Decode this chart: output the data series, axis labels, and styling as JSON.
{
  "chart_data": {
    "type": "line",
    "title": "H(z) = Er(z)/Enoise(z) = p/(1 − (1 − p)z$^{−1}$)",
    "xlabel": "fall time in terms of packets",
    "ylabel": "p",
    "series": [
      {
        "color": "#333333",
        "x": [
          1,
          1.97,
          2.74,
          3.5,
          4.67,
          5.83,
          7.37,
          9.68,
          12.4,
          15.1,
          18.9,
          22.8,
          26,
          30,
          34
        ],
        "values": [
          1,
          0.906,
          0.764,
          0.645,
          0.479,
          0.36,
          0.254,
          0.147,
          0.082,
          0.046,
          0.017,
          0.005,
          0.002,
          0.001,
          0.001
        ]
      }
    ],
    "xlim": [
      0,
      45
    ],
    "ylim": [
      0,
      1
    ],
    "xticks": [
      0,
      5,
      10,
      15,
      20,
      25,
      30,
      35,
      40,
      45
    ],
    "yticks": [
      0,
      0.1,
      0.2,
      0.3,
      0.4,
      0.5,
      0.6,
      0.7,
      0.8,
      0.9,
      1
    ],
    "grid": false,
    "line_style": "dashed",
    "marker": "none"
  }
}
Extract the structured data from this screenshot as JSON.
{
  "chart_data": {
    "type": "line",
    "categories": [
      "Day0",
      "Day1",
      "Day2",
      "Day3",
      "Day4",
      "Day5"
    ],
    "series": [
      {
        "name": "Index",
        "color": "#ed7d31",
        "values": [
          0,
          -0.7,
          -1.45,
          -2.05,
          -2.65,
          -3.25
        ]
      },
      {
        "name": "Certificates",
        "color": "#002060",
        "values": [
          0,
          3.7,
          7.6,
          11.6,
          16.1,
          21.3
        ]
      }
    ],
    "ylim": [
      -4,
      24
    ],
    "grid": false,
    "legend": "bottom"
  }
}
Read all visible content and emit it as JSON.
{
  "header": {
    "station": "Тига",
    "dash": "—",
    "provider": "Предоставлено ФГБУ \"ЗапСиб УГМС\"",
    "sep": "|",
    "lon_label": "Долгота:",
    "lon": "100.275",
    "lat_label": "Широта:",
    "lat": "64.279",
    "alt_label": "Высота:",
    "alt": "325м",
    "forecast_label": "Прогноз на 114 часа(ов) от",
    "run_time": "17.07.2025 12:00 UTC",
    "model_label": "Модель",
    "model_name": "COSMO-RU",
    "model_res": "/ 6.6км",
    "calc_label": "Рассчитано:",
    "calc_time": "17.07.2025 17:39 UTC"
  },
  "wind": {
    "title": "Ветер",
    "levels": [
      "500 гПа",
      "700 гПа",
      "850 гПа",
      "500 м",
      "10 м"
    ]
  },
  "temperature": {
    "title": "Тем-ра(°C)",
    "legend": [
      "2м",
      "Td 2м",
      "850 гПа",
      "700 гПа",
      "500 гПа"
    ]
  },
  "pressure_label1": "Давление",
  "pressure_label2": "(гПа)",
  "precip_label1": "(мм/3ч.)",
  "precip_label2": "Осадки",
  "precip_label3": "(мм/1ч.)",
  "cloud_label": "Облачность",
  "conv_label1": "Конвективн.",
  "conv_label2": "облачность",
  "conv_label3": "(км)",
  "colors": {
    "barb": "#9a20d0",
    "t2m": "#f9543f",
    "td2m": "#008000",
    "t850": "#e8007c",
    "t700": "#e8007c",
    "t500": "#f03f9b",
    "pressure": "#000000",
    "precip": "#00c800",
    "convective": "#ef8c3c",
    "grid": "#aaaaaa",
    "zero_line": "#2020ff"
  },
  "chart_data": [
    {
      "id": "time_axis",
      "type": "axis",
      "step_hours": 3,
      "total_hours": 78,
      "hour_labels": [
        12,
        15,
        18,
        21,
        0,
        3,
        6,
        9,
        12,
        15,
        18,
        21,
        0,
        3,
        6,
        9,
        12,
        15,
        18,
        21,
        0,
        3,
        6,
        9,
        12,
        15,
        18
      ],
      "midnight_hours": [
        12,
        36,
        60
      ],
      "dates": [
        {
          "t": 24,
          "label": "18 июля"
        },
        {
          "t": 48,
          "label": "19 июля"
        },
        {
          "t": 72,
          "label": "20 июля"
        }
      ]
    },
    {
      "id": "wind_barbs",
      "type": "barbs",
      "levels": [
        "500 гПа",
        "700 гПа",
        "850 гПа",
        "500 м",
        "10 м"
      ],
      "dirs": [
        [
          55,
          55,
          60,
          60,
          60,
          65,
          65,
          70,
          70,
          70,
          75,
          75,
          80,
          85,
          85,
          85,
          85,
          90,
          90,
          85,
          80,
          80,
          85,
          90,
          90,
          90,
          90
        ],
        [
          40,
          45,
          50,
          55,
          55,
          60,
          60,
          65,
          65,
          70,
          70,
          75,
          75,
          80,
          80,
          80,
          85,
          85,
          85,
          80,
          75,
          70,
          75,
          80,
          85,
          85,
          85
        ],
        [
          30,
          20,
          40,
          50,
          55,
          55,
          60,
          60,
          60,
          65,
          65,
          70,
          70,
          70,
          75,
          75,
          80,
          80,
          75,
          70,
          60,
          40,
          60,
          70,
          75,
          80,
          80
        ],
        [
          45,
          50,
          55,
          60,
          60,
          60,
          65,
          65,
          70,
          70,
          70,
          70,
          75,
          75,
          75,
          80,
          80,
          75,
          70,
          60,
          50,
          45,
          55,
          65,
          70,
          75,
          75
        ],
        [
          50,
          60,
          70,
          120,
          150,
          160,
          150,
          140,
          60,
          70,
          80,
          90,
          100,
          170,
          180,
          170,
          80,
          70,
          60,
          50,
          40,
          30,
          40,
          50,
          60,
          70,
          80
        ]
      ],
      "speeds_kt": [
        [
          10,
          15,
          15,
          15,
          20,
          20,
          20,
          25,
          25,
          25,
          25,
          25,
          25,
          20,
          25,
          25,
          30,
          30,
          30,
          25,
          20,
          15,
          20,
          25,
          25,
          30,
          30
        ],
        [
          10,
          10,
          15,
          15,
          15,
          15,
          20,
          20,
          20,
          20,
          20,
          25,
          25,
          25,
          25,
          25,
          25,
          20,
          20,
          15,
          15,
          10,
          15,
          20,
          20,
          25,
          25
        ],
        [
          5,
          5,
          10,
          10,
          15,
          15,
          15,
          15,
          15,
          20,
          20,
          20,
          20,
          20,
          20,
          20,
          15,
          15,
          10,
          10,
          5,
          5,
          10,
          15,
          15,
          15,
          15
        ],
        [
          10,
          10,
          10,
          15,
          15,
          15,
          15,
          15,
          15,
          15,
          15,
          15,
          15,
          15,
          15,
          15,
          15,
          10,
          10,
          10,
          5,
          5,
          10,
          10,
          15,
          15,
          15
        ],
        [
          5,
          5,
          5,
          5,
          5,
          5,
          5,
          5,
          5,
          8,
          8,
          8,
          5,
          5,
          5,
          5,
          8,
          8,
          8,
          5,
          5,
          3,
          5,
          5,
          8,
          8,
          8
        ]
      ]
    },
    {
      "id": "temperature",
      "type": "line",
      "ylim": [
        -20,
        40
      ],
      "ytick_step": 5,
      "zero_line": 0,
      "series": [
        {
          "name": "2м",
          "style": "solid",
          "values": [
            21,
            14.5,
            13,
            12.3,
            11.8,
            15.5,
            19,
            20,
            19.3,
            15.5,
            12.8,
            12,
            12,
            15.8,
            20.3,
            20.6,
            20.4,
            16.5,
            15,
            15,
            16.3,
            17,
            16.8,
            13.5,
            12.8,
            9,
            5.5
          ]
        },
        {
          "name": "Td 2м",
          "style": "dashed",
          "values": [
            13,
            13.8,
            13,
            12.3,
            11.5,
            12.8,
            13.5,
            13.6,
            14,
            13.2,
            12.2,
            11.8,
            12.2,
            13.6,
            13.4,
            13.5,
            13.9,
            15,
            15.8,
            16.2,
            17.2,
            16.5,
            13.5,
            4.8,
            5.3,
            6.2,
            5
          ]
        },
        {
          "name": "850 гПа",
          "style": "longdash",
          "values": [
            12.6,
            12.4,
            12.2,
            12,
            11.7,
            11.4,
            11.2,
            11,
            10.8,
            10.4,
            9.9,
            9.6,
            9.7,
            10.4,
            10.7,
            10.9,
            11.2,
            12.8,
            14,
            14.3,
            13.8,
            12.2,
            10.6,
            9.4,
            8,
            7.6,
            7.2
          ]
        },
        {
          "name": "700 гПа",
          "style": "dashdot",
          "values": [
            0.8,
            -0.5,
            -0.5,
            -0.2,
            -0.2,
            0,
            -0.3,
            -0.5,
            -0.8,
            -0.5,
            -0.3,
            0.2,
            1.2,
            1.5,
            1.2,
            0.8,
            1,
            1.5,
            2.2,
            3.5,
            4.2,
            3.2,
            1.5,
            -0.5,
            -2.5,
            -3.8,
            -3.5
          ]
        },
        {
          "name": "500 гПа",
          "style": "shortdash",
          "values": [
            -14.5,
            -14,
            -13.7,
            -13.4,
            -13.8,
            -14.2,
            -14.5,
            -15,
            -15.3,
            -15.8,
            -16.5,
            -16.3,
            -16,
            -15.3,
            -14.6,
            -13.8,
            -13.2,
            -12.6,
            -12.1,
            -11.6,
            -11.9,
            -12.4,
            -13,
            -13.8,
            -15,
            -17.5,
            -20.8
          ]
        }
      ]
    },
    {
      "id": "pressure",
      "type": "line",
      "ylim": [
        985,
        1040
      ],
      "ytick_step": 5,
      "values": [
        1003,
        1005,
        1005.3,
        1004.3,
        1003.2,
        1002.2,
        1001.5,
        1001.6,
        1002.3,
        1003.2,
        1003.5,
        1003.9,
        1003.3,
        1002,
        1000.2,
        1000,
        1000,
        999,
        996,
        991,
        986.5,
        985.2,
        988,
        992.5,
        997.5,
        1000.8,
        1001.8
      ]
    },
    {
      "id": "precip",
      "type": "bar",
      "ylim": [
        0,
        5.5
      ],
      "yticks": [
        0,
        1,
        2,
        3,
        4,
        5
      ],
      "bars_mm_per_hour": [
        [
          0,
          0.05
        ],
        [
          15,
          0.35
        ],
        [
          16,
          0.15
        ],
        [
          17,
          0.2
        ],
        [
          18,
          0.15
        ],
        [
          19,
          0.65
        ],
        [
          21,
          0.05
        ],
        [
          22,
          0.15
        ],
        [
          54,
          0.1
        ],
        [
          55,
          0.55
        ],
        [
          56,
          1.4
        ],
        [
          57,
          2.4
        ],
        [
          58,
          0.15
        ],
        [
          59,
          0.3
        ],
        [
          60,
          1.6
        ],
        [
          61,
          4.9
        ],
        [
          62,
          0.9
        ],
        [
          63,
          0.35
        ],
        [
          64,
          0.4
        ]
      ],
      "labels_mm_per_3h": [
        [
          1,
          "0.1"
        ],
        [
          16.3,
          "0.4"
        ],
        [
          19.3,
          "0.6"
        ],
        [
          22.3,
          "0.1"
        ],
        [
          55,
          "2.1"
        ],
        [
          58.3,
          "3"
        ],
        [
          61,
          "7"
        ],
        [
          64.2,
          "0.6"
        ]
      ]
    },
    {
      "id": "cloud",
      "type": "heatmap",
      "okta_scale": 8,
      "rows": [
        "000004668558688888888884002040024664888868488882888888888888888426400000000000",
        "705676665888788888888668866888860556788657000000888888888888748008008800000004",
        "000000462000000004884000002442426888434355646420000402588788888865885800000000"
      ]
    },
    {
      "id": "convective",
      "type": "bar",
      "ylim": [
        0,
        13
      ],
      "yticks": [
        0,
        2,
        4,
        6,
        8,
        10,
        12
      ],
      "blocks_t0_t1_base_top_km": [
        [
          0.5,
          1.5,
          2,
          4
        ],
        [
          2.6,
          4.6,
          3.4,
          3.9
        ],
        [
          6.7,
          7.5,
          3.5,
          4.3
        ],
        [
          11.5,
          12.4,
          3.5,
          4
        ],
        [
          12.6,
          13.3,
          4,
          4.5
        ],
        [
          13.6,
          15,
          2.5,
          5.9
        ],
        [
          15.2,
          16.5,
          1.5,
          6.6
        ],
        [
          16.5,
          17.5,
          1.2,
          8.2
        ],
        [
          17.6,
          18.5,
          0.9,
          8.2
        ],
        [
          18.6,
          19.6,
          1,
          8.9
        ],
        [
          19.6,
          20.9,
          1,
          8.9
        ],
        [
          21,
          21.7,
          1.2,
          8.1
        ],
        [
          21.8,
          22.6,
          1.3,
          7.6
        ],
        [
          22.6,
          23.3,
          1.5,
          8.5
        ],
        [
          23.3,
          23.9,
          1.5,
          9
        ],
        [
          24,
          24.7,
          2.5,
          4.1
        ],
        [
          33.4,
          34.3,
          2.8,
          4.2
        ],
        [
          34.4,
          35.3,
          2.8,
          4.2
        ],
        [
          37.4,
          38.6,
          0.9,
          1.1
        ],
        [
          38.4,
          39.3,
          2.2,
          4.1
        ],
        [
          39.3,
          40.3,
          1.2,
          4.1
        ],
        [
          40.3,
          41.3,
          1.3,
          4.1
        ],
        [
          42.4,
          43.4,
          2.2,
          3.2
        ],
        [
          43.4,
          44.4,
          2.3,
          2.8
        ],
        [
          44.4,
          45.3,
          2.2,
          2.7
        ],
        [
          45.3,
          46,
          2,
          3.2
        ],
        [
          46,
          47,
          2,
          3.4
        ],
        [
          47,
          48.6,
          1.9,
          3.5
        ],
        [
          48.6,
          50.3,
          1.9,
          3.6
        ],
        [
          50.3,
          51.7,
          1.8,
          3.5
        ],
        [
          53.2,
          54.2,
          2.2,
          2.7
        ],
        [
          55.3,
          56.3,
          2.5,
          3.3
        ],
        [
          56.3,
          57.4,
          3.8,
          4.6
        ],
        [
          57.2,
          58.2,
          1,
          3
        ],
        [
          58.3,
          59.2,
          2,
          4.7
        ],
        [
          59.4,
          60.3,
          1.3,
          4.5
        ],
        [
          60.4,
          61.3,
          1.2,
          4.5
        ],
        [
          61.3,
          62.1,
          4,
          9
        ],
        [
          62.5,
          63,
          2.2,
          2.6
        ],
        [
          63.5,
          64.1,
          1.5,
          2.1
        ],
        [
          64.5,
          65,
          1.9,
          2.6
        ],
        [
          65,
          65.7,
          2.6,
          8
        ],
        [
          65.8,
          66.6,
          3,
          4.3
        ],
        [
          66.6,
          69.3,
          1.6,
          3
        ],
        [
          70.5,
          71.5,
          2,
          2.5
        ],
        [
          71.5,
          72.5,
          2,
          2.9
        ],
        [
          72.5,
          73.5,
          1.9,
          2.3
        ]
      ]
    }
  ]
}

---

§ **TASK STATEMENT**: In the lines above, find each one with "this" and list it.

§ **EXERCISE RESULT**:
Decode this chart: output the data series, axis labels, and styling as JSON.
Extract the structured data from this screenshot as JSON.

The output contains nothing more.